- **WHAT THE EXERCISE ASKS**: In the listing below, pick out lines with "life".

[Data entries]
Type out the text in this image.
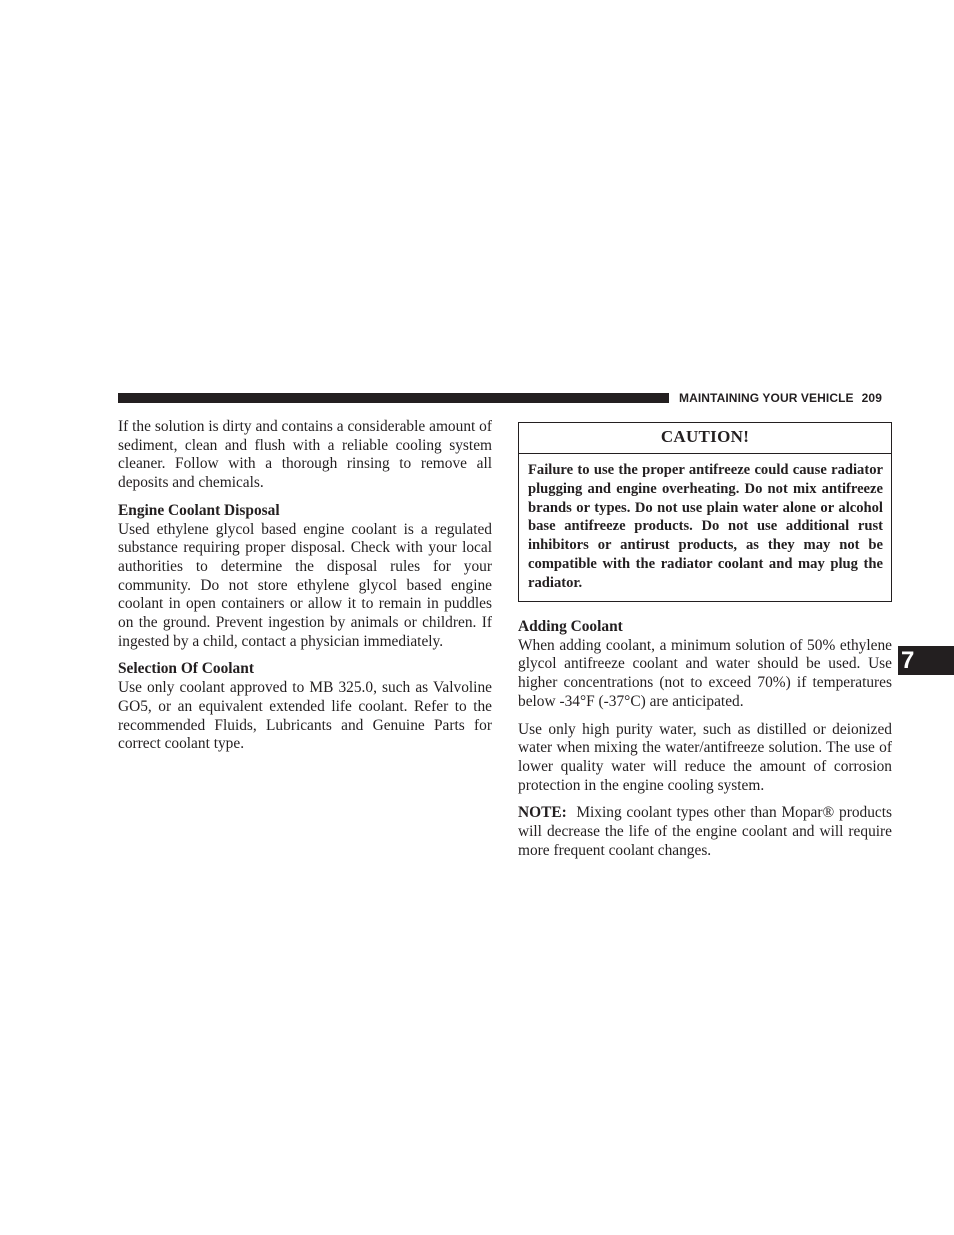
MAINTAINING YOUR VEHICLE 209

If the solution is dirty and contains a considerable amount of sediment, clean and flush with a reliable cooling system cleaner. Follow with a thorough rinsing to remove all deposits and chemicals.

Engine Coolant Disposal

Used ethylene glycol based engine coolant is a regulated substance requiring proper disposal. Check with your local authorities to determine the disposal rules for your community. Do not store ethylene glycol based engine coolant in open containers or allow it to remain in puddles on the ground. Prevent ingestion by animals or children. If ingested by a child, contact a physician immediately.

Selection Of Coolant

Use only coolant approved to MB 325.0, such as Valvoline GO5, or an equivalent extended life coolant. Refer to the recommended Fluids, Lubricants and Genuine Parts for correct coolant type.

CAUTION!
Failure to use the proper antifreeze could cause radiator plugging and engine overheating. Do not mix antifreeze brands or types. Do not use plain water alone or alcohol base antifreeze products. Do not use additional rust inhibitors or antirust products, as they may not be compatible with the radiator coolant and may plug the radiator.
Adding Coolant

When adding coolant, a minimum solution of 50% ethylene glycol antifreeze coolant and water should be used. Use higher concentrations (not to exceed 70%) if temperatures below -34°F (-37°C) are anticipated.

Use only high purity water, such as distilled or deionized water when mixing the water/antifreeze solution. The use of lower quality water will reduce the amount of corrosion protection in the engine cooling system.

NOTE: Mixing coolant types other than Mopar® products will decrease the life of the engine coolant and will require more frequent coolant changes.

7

--

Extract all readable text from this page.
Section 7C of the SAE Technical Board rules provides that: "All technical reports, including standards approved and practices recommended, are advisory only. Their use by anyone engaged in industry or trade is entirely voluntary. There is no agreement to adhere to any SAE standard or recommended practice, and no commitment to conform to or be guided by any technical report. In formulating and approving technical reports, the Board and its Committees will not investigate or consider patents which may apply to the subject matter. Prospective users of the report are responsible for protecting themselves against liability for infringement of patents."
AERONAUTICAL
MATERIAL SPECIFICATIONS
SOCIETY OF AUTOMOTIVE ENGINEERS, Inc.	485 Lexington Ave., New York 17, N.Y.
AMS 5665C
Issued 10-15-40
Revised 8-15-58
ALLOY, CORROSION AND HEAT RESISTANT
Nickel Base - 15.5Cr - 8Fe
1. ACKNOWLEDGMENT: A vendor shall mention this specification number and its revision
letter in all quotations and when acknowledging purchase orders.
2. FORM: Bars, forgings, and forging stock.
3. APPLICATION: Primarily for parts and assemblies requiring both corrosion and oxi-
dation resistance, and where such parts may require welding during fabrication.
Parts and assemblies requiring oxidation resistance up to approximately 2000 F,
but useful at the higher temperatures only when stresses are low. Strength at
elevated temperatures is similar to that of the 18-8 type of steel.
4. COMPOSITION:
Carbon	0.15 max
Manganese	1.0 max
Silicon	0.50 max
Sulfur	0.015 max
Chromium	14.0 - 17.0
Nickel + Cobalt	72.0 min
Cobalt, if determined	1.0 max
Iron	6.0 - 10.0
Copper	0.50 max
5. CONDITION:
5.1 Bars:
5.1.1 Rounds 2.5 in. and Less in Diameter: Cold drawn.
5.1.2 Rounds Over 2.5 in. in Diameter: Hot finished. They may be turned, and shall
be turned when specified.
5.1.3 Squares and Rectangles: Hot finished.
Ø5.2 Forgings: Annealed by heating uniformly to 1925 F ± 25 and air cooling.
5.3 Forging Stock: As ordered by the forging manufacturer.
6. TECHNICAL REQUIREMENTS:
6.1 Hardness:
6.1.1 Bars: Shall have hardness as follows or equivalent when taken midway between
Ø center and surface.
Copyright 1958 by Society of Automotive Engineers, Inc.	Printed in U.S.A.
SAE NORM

- **RESPONSE BELOW**:
Use only coolant approved to MB 325.0, such as Valvoline GO5, or an equivalent extended life coolant. Refer to the recommended Fluids, Lubricants and Genuine Parts for correct coolant type.
NOTE: Mixing coolant types other than Mopar® products will decrease the life of the engine coolant and will require more frequent coolant changes.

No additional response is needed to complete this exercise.